▶ _Task prompt_: Copy out the records in full, word for word, without pictures.
---*---
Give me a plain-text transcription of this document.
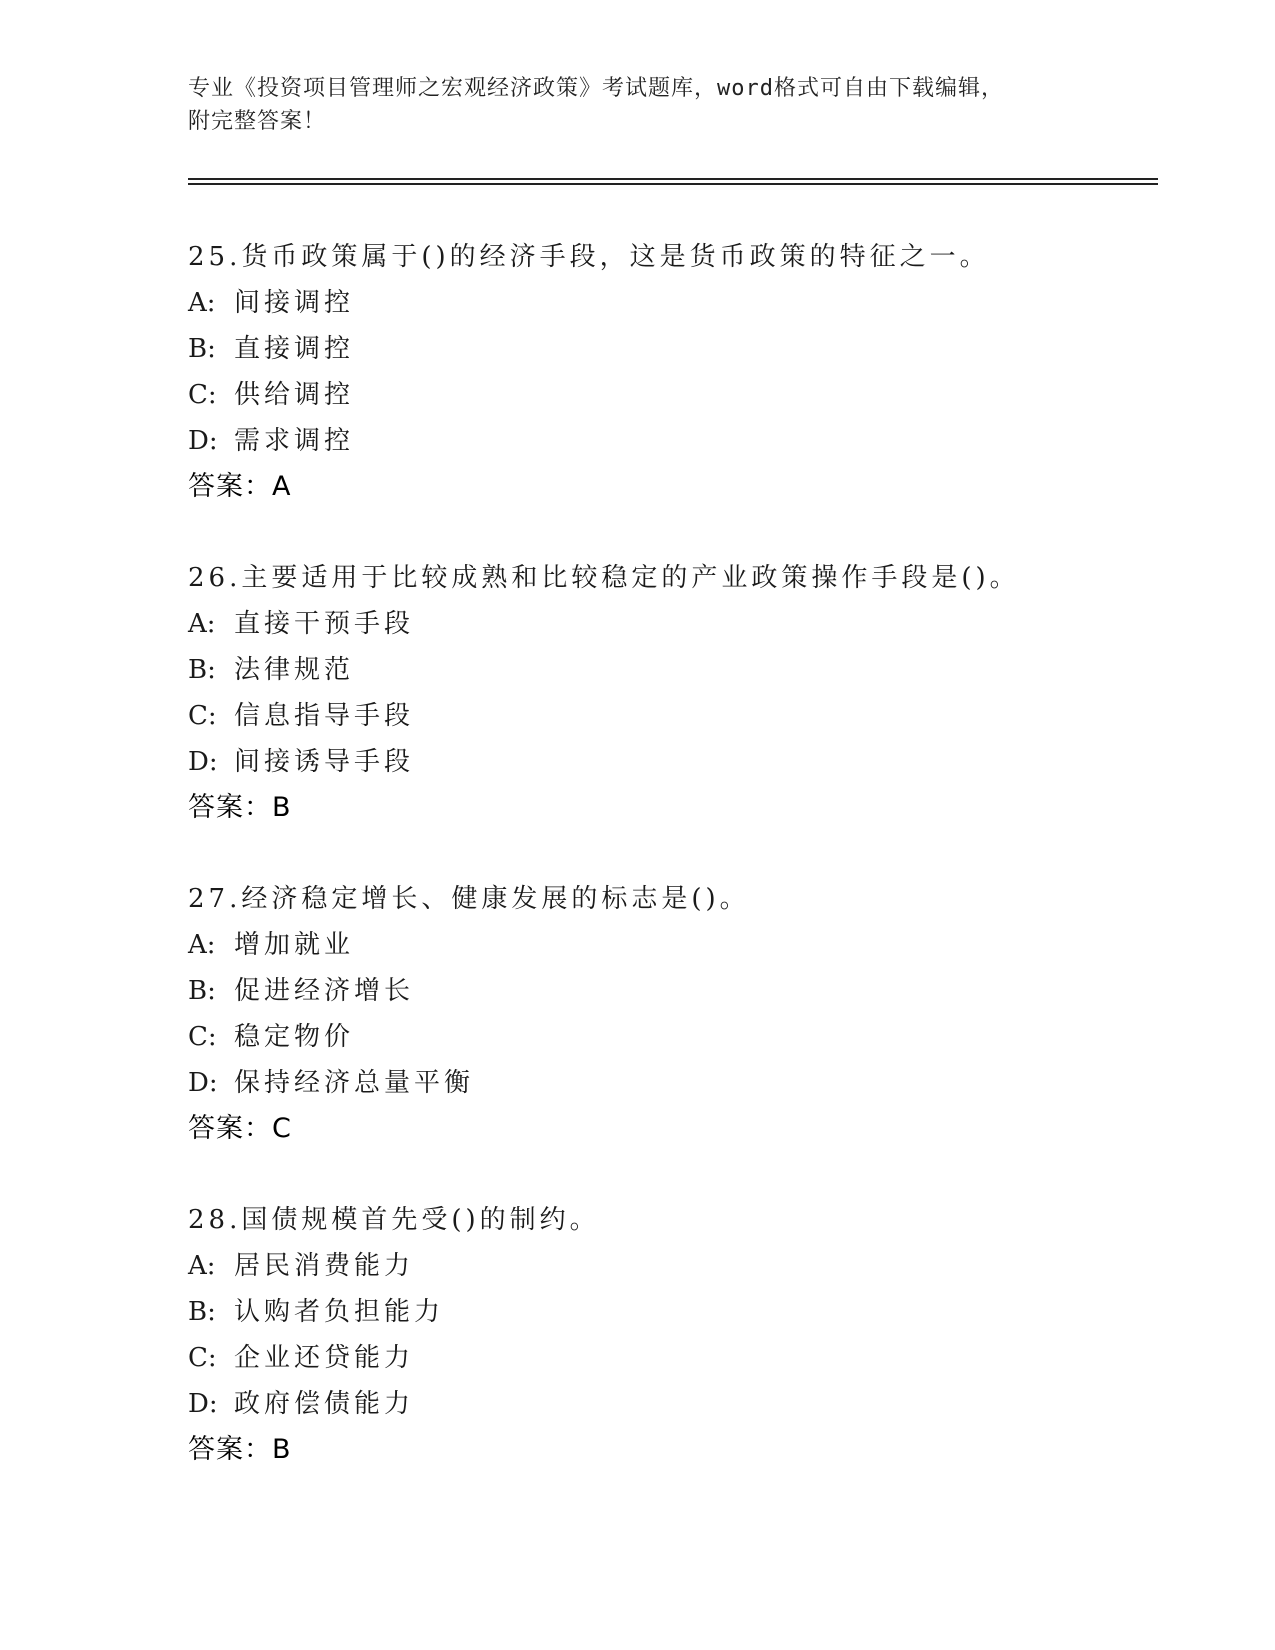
专业《投资项目管理师之宏观经济政策》考试题库，word格式可自由下载编辑，
附完整答案！
25.货币政策属于()的经济手段，这是货币政策的特征之一。
A: 间接调控
B: 直接调控
C: 供给调控
D: 需求调控
答案：A
26.主要适用于比较成熟和比较稳定的产业政策操作手段是()。
A: 直接干预手段
B: 法律规范
C: 信息指导手段
D: 间接诱导手段
答案：B
27.经济稳定增长、健康发展的标志是()。
A: 增加就业
B: 促进经济增长
C: 稳定物价
D: 保持经济总量平衡
答案：C
28.国债规模首先受()的制约。
A: 居民消费能力
B: 认购者负担能力
C: 企业还贷能力
D: 政府偿债能力
答案：B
---*---
▶ _Answer to this task_:
Give me a plain-text transcription of this document.
专业《投资项目管理师之宏观经济政策》考试题库，word格式可自由下载编辑，
附完整答案！
25.货币政策属于()的经济手段，这是货币政策的特征之一。
A: 间接调控
B: 直接调控
C: 供给调控
D: 需求调控
答案：A
26.主要适用于比较成熟和比较稳定的产业政策操作手段是()。
A: 直接干预手段
B: 法律规范
C: 信息指导手段
D: 间接诱导手段
答案：B
27.经济稳定增长、健康发展的标志是()。
A: 增加就业
B: 促进经济增长
C: 稳定物价
D: 保持经济总量平衡
答案：C
28.国债规模首先受()的制约。
A: 居民消费能力
B: 认购者负担能力
C: 企业还贷能力
D: 政府偿债能力
答案：B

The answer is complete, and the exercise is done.